__작업 지시__. "- power-bar: [1491, 617, 1511, 731]" 내용이 있는 줄에서 시작해 "- power-bar: [151, 560, 171, 731]" 내용이 있는 줄에서 끝나는 부분을 두 줄 모두 넣어서 '번호'와 '줄' 두 열로 된 마크다운 표로 옮겨 주세요. 빈 줄은 빼 주세요.

__작업 자료__.
================================

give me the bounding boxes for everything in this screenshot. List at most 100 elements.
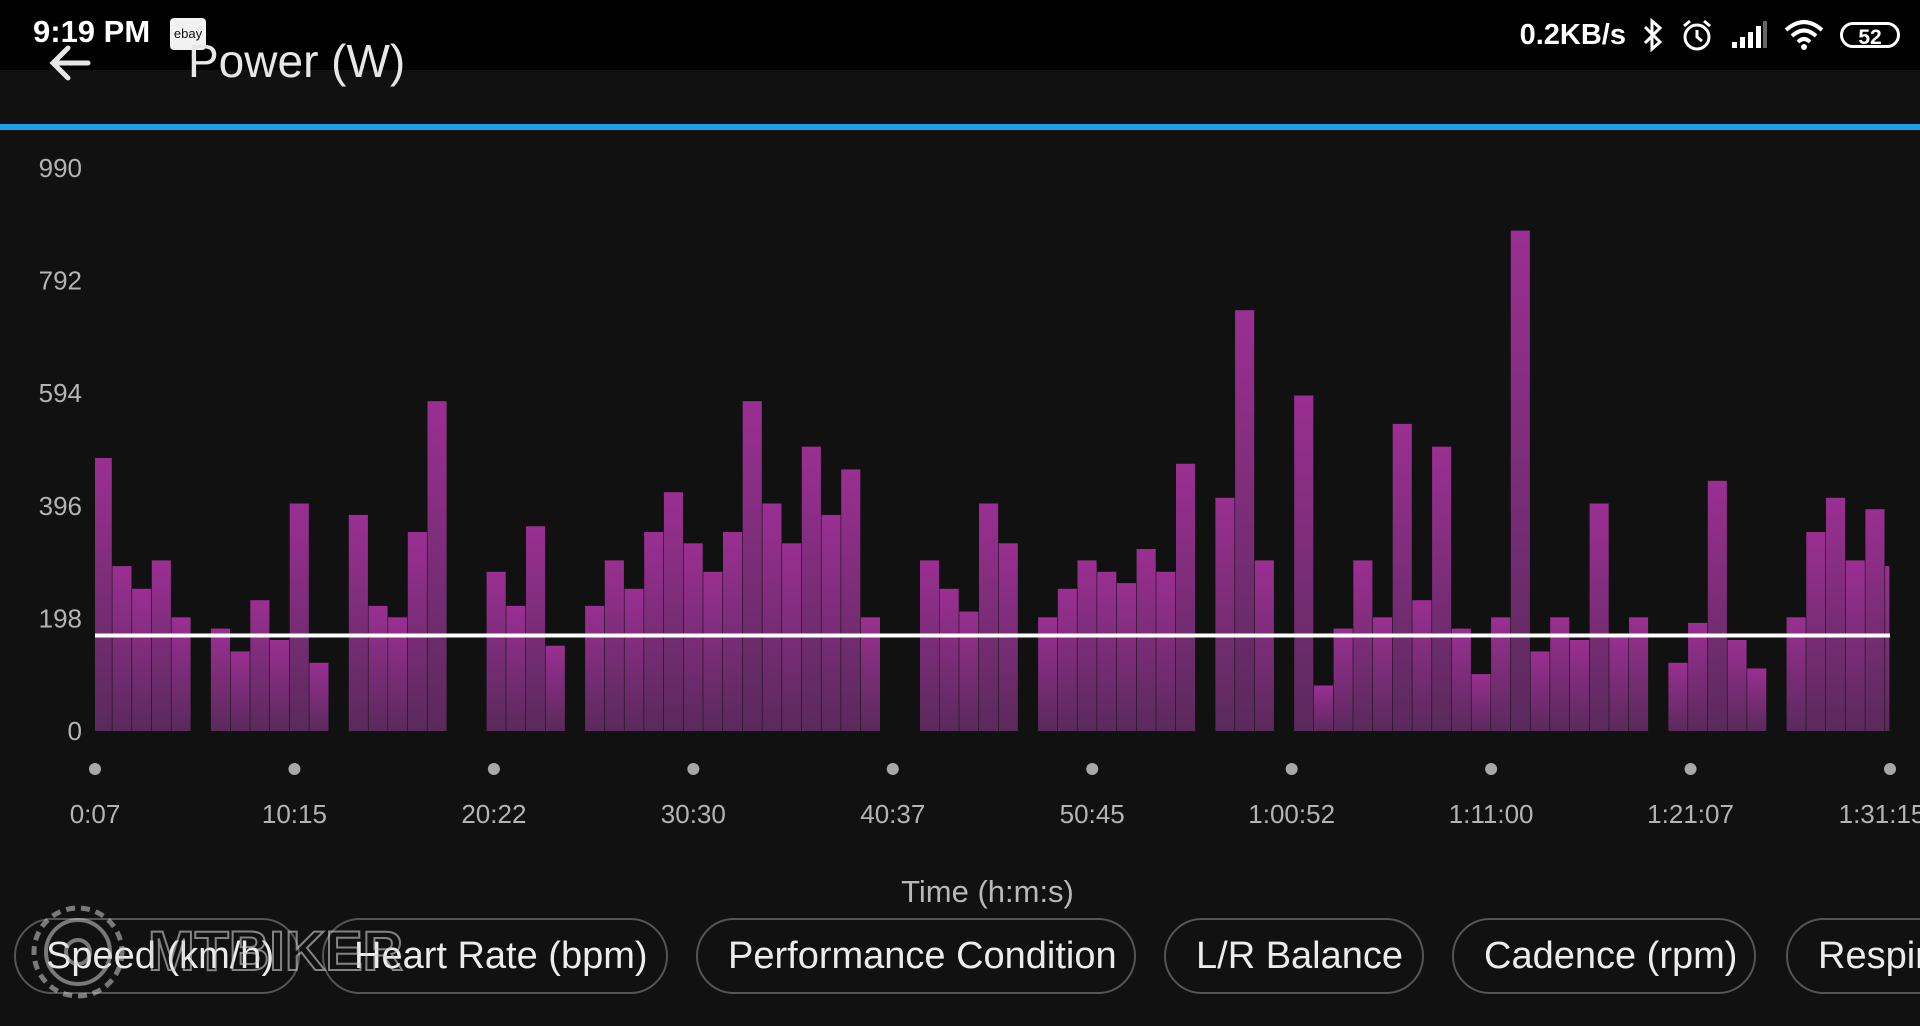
- power-bar: [1491, 617, 1511, 731]
- x-tick-label: 20:22: [461, 799, 526, 829]
- power-bar: [1116, 583, 1136, 731]
- status-bar: 9:19 PM ebay 0.2KB/s 52: [0, 0, 1920, 70]
- x-tick-dot: [288, 763, 301, 775]
- power-bar: [762, 503, 782, 731]
- power-bar: [1806, 532, 1826, 731]
- back-arrow-icon[interactable]: [48, 40, 94, 86]
- power-bar: [309, 662, 329, 731]
- power-bar: [486, 571, 506, 731]
- power-bar: [801, 446, 821, 731]
- x-tick-label: 0:07: [70, 799, 121, 829]
- power-bar: [112, 566, 132, 731]
- power-bar: [1294, 395, 1314, 731]
- power-bar: [132, 588, 152, 731]
- power-bar: [920, 560, 940, 731]
- power-bar: [1373, 617, 1393, 731]
- x-tick-label: 40:37: [860, 799, 925, 829]
- header-accent-line: [0, 124, 1920, 130]
- x-axis-label: Time (h:m:s): [901, 874, 1074, 909]
- power-bar: [1254, 560, 1274, 731]
- power-bar: [1038, 617, 1058, 731]
- power-bar: [841, 469, 861, 731]
- power-bar: [270, 640, 290, 731]
- power-bar: [1235, 310, 1255, 731]
- power-bar: [1629, 617, 1649, 731]
- power-bar: [1510, 230, 1530, 731]
- power-bar: [95, 458, 112, 731]
- power-bar: [210, 628, 230, 731]
- power-bar: [1451, 628, 1471, 731]
- metric-tab-respiration-rate[interactable]: Respiration Rate: [1786, 918, 1920, 994]
- power-bar: [663, 492, 683, 731]
- x-tick-label: 1:31:15: [1839, 799, 1920, 829]
- power-bar: [1333, 628, 1353, 731]
- power-bar: [860, 617, 880, 731]
- power-bar: [959, 611, 979, 731]
- status-icons: 0.2KB/s 52: [1520, 14, 1900, 56]
- x-tick-label: 30:30: [661, 799, 726, 829]
- metric-tab-performance-condition[interactable]: Performance Condition: [696, 918, 1136, 994]
- network-speed: 0.2KB/s: [1519, 18, 1626, 51]
- x-tick-label: 1:11:00: [1449, 799, 1534, 829]
- power-bar: [230, 651, 250, 731]
- x-tick-dot: [487, 763, 500, 775]
- power-bar: [151, 560, 171, 731]
- power-bar: [1589, 503, 1609, 731]
- x-tick-label: 50:45: [1060, 799, 1125, 829]
- power-bar: [1668, 662, 1688, 731]
- power-bar: [1432, 446, 1452, 731]
- power-bar: [1845, 560, 1865, 731]
- metric-tab-lr-balance[interactable]: L/R Balance: [1164, 918, 1424, 994]
- power-bar: [1215, 497, 1235, 731]
- y-tick-label: 396: [39, 491, 82, 521]
- page-title: Power (W): [188, 35, 406, 87]
- power-bar: [1786, 617, 1806, 731]
- power-bar: [1136, 549, 1156, 731]
- x-tick-dot: [1285, 763, 1298, 775]
- power-bar: [1826, 497, 1846, 731]
- power-bar: [1156, 571, 1176, 731]
- power-bar: [1885, 566, 1890, 731]
- power-bar: [742, 401, 762, 731]
- x-tick-dot: [89, 763, 101, 775]
- power-bar: [368, 605, 388, 731]
- power-bar: [388, 617, 408, 731]
- power-bar: [545, 645, 565, 731]
- power-bar: [1688, 622, 1708, 731]
- signal-icon: [1732, 21, 1767, 48]
- power-bar: [1747, 668, 1767, 731]
- power-bar: [979, 503, 999, 731]
- power-bar: [427, 401, 447, 731]
- metric-tab-cadence[interactable]: Cadence (rpm): [1452, 918, 1756, 994]
- power-bar: [1412, 600, 1432, 731]
- x-tick-label: 1:21:07: [1647, 799, 1734, 829]
- power-bar: [1353, 560, 1373, 731]
- power-bar: [526, 526, 546, 731]
- bluetooth-icon: [1643, 18, 1663, 52]
- power-bar: [1097, 571, 1117, 731]
- y-tick-label: 198: [39, 603, 82, 633]
- power-bar: [506, 605, 526, 731]
- x-tick-dot: [1086, 763, 1099, 775]
- x-tick-label: 10:15: [262, 799, 327, 829]
- power-bar: [1707, 480, 1727, 731]
- power-bar: [1569, 640, 1589, 731]
- app-header: [0, 70, 1920, 122]
- ebay-notification-icon: ebay: [170, 18, 206, 50]
- power-chart: 0 198 396 594 792 990 0:07 10:15 20:22 30:30 40:3…: [39, 153, 1920, 829]
- metric-tab-heart-rate[interactable]: Heart Rate (bpm): [322, 918, 668, 994]
- power-bar: [1609, 634, 1629, 731]
- power-bar: [171, 617, 191, 731]
- power-bar: [250, 600, 270, 731]
- power-bar: [723, 532, 743, 731]
- power-bar: [624, 588, 644, 731]
- metric-tab-speed[interactable]: Speed (km/h): [14, 918, 300, 994]
- power-bar: [1530, 651, 1550, 731]
- power-bar: [348, 514, 368, 731]
- power-bar: [289, 503, 309, 731]
- power-bar: [703, 571, 723, 731]
- x-tick-dot: [1684, 763, 1697, 775]
- power-bar: [821, 514, 841, 731]
- alarm-icon: [1683, 19, 1711, 51]
- power-bar: [1471, 674, 1491, 731]
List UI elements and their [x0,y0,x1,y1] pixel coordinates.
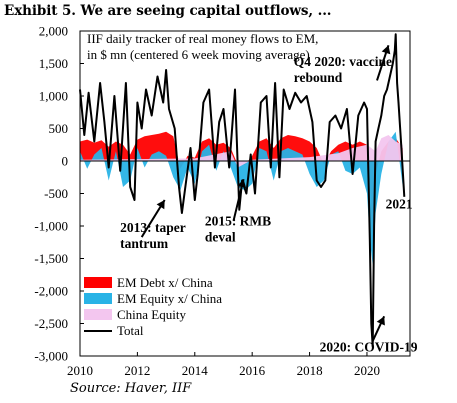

================================

__작업 풀이__.
| 번호 | 줄 |
|---|---|
| 1 | - power-bar: [1491, 617, 1511, 731] |
| 2 | - x-tick-label: 20:22: [461, 799, 526, 829] |
| 3 | - power-bar: [1116, 583, 1136, 731] |
| 4 | - status-bar: 9:19 PM ebay 0.2KB/s 52: [0, 0, 1920, 70] |
| 5 | - x-tick-dot: [288, 763, 301, 775] |
| 6 | - power-bar: [762, 503, 782, 731] |
| 7 | - power-bar: [1806, 532, 1826, 731] |
| 8 | - back-arrow-icon[interactable]: [48, 40, 94, 86] |
| 9 | - power-bar: [309, 662, 329, 731] |
| 10 | - power-bar: [486, 571, 506, 731] |
| 11 | - power-bar: [801, 446, 821, 731] |
| 12 | - x-tick-label: 0:07: [70, 799, 121, 829] |
| 13 | - power-bar: [112, 566, 132, 731] |
| 14 | - power-bar: [1294, 395, 1314, 731] |
| 15 | - power-bar: [132, 588, 152, 731] |
| 16 | - power-bar: [920, 560, 940, 731] |
| 17 | - power-bar: [1373, 617, 1393, 731] |
| 18 | - x-tick-label: 40:37: [860, 799, 925, 829] |
| 19 | - header-accent-line: [0, 124, 1920, 130] |
| 20 | - x-axis-label: Time (h:m:s): [901, 874, 1074, 909] |
| 21 | - power-bar: [1254, 560, 1274, 731] |
| 22 | - power-bar: [1038, 617, 1058, 731] |
| 23 | - power-bar: [841, 469, 861, 731] |
| 24 | - power-bar: [270, 640, 290, 731] |
| 25 | - power-bar: [1235, 310, 1255, 731] |
| 26 | - power-bar: [1629, 617, 1649, 731] |
| 27 | - power-bar: [1510, 230, 1530, 731] |
| 28 | - power-bar: [95, 458, 112, 731] |
| 29 | - power-bar: [210, 628, 230, 731] |
| 30 | - power-bar: [1451, 628, 1471, 731] |
| 31 | - metric-tab-respiration-rate[interactable]: Respiration Rate: [1786, 918, 1920, 994] |
| 32 | - power-bar: [663, 492, 683, 731] |
| 33 | - x-tick-label: 1:31:15: [1839, 799, 1920, 829] |
| 34 | - power-bar: [1333, 628, 1353, 731] |
| 35 | - power-bar: [860, 617, 880, 731] |
| 36 | - power-bar: [959, 611, 979, 731] |
| 37 | - status-icons: 0.2KB/s 52: [1520, 14, 1900, 56] |
| 38 | - x-tick-label: 30:30: [661, 799, 726, 829] |
| 39 | - metric-tab-performance-condition[interactable]: Performance Condition: [696, 918, 1136, 994] |
| 40 | - network-speed: 0.2KB/s: [1519, 18, 1626, 51] |
| 41 | - x-tick-label: 1:11:00: [1449, 799, 1534, 829] |
| 42 | - power-bar: [230, 651, 250, 731] |
| 43 | - x-tick-dot: [487, 763, 500, 775] |
| 44 | - power-bar: [151, 560, 171, 731] |